## Job
Pull every "name" line out of the data below.

## Recorded data
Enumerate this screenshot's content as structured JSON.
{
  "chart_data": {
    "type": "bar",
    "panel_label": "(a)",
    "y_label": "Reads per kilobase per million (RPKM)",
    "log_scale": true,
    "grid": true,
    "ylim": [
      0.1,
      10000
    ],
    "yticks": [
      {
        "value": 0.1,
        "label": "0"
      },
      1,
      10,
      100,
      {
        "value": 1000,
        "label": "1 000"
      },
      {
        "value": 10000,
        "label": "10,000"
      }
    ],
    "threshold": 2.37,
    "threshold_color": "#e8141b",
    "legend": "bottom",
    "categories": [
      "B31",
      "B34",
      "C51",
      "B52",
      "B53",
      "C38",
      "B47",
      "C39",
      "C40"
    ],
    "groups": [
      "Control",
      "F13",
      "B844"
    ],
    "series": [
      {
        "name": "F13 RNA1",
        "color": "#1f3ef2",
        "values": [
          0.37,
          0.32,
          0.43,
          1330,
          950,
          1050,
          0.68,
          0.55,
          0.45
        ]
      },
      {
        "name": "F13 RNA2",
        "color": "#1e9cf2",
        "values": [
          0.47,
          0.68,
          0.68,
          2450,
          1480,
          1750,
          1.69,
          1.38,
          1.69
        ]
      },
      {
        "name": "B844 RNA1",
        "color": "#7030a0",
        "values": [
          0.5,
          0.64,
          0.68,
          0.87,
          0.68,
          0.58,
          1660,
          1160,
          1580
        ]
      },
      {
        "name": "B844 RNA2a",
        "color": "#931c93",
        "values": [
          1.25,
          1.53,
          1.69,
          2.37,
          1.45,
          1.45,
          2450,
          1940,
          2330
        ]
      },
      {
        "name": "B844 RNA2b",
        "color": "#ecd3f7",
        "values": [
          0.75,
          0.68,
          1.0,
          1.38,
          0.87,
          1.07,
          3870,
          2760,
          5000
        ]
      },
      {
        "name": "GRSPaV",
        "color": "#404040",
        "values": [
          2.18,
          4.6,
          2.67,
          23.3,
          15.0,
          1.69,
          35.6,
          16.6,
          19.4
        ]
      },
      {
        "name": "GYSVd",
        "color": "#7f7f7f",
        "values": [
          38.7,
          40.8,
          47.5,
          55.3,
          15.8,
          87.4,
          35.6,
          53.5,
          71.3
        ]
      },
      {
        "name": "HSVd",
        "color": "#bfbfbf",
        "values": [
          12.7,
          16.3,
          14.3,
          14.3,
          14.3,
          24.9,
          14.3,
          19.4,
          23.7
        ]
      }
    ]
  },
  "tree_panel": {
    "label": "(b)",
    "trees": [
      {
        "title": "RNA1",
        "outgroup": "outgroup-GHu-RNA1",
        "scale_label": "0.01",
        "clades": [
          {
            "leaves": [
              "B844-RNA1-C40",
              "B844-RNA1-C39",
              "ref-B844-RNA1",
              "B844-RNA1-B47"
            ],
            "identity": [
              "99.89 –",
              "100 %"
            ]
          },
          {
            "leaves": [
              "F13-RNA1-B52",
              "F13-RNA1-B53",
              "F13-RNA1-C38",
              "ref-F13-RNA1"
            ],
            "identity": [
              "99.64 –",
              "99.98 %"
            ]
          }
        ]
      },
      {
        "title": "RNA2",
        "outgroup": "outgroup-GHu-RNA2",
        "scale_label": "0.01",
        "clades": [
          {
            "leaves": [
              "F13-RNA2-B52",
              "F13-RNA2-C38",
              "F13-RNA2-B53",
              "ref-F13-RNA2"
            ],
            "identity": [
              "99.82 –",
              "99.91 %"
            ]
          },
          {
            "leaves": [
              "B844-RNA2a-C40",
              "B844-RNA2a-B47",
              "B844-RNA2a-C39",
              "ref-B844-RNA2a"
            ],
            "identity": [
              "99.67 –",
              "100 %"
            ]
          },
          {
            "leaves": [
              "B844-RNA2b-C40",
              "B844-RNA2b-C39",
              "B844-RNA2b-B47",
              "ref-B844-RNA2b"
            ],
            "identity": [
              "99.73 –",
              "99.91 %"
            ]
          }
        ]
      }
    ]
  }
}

## Written response
        "name": "F13 RNA1",
        "name": "F13 RNA2",
        "name": "B844 RNA1",
        "name": "B844 RNA2a",
        "name": "B844 RNA2b",
        "name": "GRSPaV",
        "name": "GYSVd",
        "name": "HSVd",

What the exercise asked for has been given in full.